## Exercise prompt
The entries below contain pictures. Retype everything except those pictures, exactly as given.

_ _ _ _ _

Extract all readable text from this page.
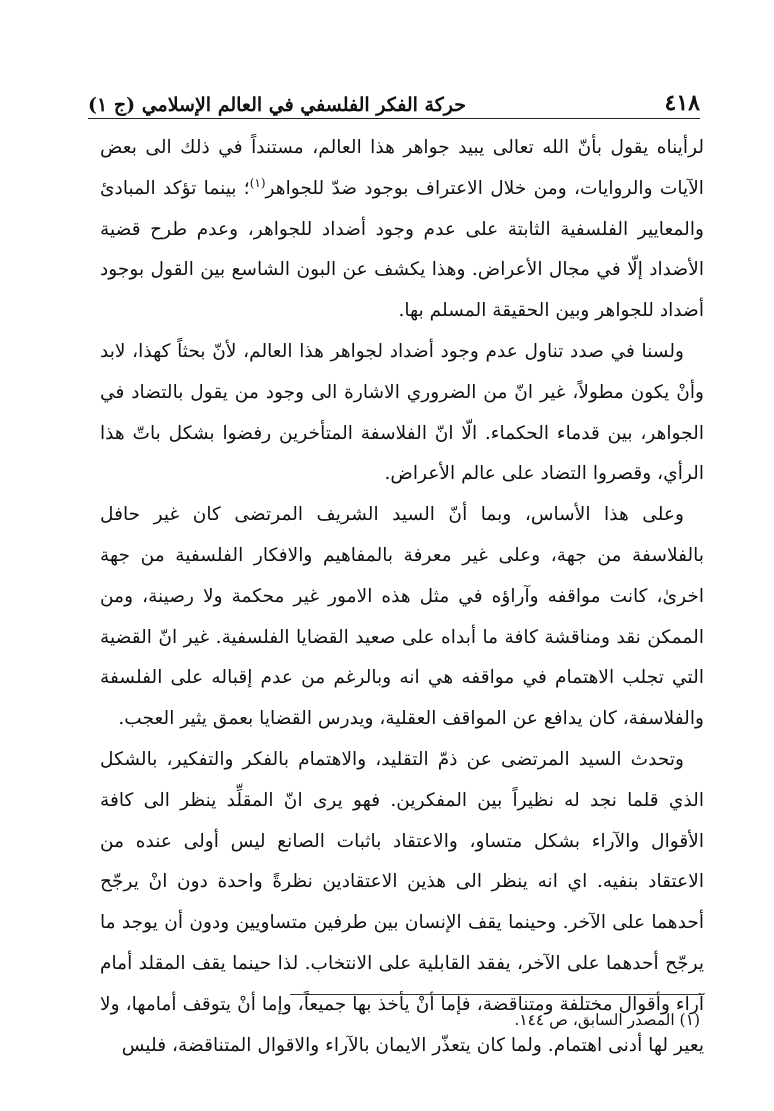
٤١٨
حركة الفكر الفلسفي في العالم الإسلامي (ج ١)

لرأيناه يقول بأنّ الله تعالى يبيد جواهر هذا العالم، مستنداً في ذلك الى بعض الآيات والروايات، ومن خلال الاعتراف بوجود ضدّ للجواهر$^{(١)}$؛ بينما تؤكد المبادئ والمعايير الفلسفية الثابتة على عدم وجود أضداد للجواهر، وعدم طرح قضية الأضداد إلّا في مجال الأعراض. وهذا يكشف عن البون الشاسع بين القول بوجود أضداد للجواهر وبين الحقيقة المسلم بها.

ولسنا في صدد تناول عدم وجود أضداد لجواهر هذا العالم، لأنّ بحثاً كهذا، لابد وأنْ يكون مطولاً، غير انّ من الضروري الاشارة الى وجود من يقول بالتضاد في الجواهر، بين قدماء الحكماء. الّا انّ الفلاسفة المتأخرين رفضوا بشكل باتّ هذا الرأي، وقصروا التضاد على عالم الأعراض.

وعلى هذا الأساس، وبما أنّ السيد الشريف المرتضى كان غير حافل بالفلاسفة من جهة، وعلى غير معرفة بالمفاهيم والافكار الفلسفية من جهة اخرىٰ، كانت مواقفه وآراؤه في مثل هذه الامور غير محكمة ولا رصينة، ومن الممكن نقد ومناقشة كافة ما أبداه على صعيد القضايا الفلسفية. غير انّ القضية التي تجلب الاهتمام في مواقفه هي انه وبالرغم من عدم إقباله على الفلسفة والفلاسفة، كان يدافع عن المواقف العقلية، ويدرس القضايا بعمق يثير العجب.

وتحدث السيد المرتضى عن ذمّ التقليد، والاهتمام بالفكر والتفكير، بالشكل الذي قلما نجد له نظيراً بين المفكرين. فهو يرى انّ المقلِّد ينظر الى كافة الأقوال والآراء بشكل متساو، والاعتقاد باثبات الصانع ليس أولى عنده من الاعتقاد بنفيه. اي انه ينظر الى هذين الاعتقادين نظرةً واحدة دون انْ يرجّح أحدهما على الآخر. وحينما يقف الإنسان بين طرفين متساويين ودون أن يوجد ما يرجّح أحدهما على الآخر، يفقد القابلية على الانتخاب. لذا حينما يقف المقلد أمام آراء وأقوال مختلفة ومتناقضة، فإما أنْ يأخذ بها جميعاً، وإما أنْ يتوقف أمامها، ولا يعير لها أدنى اهتمام. ولما كان يتعذّر الايمان بالآراء والاقوال المتناقضة، فليس

(١) المصدر السابق، ص ١٤٤.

_ _ _ _ _

## The solution
Extract all readable text from this page.
٤١٨
حركة الفكر الفلسفي في العالم الإسلامي (ج ١)

لرأيناه يقول بأنّ الله تعالى يبيد جواهر هذا العالم، مستنداً في ذلك الى بعض الآيات والروايات، ومن خلال الاعتراف بوجود ضدّ للجواهر$^{(١)}$؛ بينما تؤكد المبادئ والمعايير الفلسفية الثابتة على عدم وجود أضداد للجواهر، وعدم طرح قضية الأضداد إلّا في مجال الأعراض. وهذا يكشف عن البون الشاسع بين القول بوجود أضداد للجواهر وبين الحقيقة المسلم بها.

ولسنا في صدد تناول عدم وجود أضداد لجواهر هذا العالم، لأنّ بحثاً كهذا، لابد وأنْ يكون مطولاً، غير انّ من الضروري الاشارة الى وجود من يقول بالتضاد في الجواهر، بين قدماء الحكماء. الّا انّ الفلاسفة المتأخرين رفضوا بشكل باتّ هذا الرأي، وقصروا التضاد على عالم الأعراض.

وعلى هذا الأساس، وبما أنّ السيد الشريف المرتضى كان غير حافل بالفلاسفة من جهة، وعلى غير معرفة بالمفاهيم والافكار الفلسفية من جهة اخرىٰ، كانت مواقفه وآراؤه في مثل هذه الامور غير محكمة ولا رصينة، ومن الممكن نقد ومناقشة كافة ما أبداه على صعيد القضايا الفلسفية. غير انّ القضية التي تجلب الاهتمام في مواقفه هي انه وبالرغم من عدم إقباله على الفلسفة والفلاسفة، كان يدافع عن المواقف العقلية، ويدرس القضايا بعمق يثير العجب.

وتحدث السيد المرتضى عن ذمّ التقليد، والاهتمام بالفكر والتفكير، بالشكل الذي قلما نجد له نظيراً بين المفكرين. فهو يرى انّ المقلِّد ينظر الى كافة الأقوال والآراء بشكل متساو، والاعتقاد باثبات الصانع ليس أولى عنده من الاعتقاد بنفيه. اي انه ينظر الى هذين الاعتقادين نظرةً واحدة دون انْ يرجّح أحدهما على الآخر. وحينما يقف الإنسان بين طرفين متساويين ودون أن يوجد ما يرجّح أحدهما على الآخر، يفقد القابلية على الانتخاب. لذا حينما يقف المقلد أمام آراء وأقوال مختلفة ومتناقضة، فإما أنْ يأخذ بها جميعاً، وإما أنْ يتوقف أمامها، ولا يعير لها أدنى اهتمام. ولما كان يتعذّر الايمان بالآراء والاقوال المتناقضة، فليس

(١) المصدر السابق، ص ١٤٤.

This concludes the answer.